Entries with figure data
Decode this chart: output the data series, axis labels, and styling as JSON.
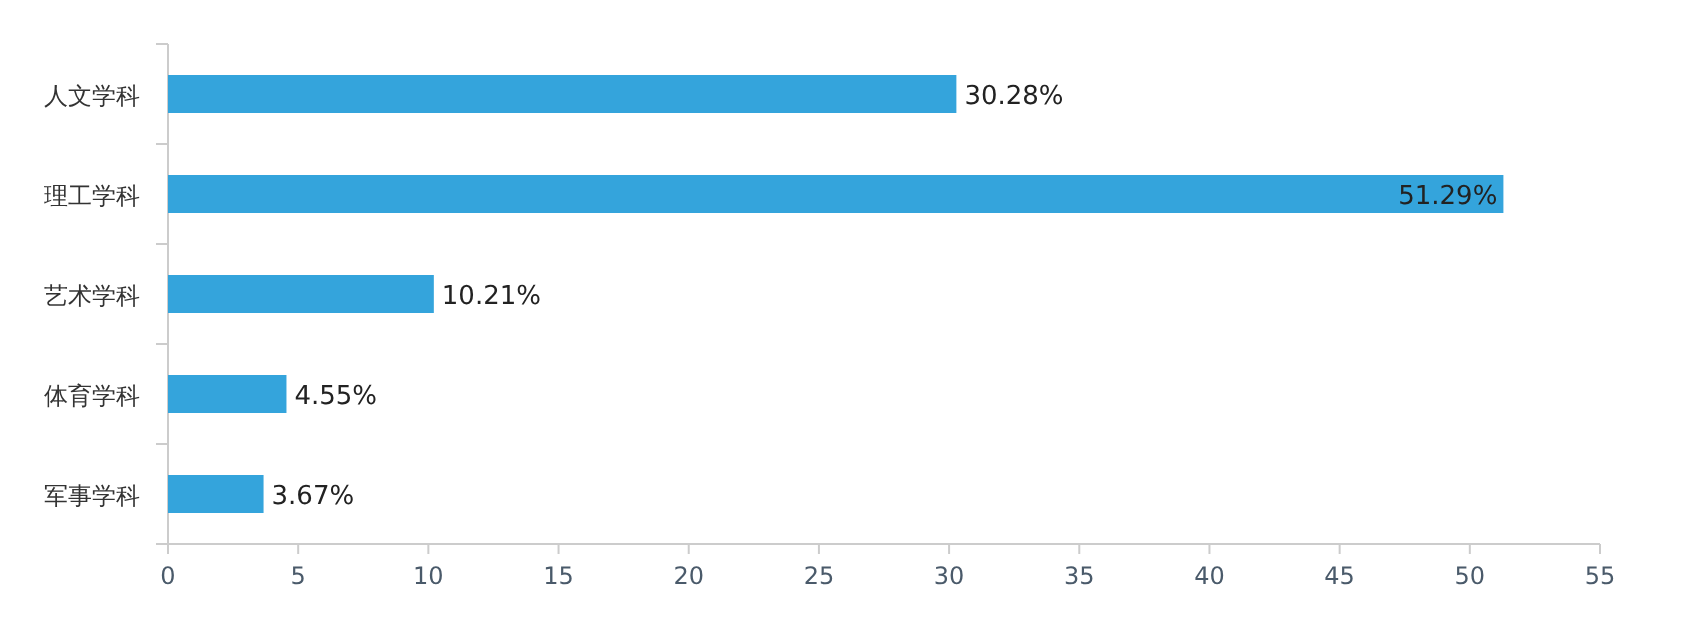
{
  "chart_data": {
    "type": "bar",
    "orientation": "horizontal",
    "categories": [
      "人文学科",
      "理工学科",
      "艺术学科",
      "体育学科",
      "军事学科"
    ],
    "values": [
      30.28,
      51.29,
      10.21,
      4.55,
      3.67
    ],
    "value_labels": [
      "30.28%",
      "51.29%",
      "10.21%",
      "4.55%",
      "3.67%"
    ],
    "color": "#34a4dc",
    "xlim": [
      0,
      55
    ],
    "xticks": [
      0,
      5,
      10,
      15,
      20,
      25,
      30,
      35,
      40,
      45,
      50,
      55
    ],
    "grid": false
  }
}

(Written request)
Print the records above exactly as they stand, but leave out the pictures.

(The result)
Decode this chart: output the data series, axis labels, and styling as JSON.
{
  "chart_data": {
    "type": "bar",
    "orientation": "horizontal",
    "categories": [
      "人文学科",
      "理工学科",
      "艺术学科",
      "体育学科",
      "军事学科"
    ],
    "values": [
      30.28,
      51.29,
      10.21,
      4.55,
      3.67
    ],
    "value_labels": [
      "30.28%",
      "51.29%",
      "10.21%",
      "4.55%",
      "3.67%"
    ],
    "color": "#34a4dc",
    "xlim": [
      0,
      55
    ],
    "xticks": [
      0,
      5,
      10,
      15,
      20,
      25,
      30,
      35,
      40,
      45,
      50,
      55
    ],
    "grid": false
  }
}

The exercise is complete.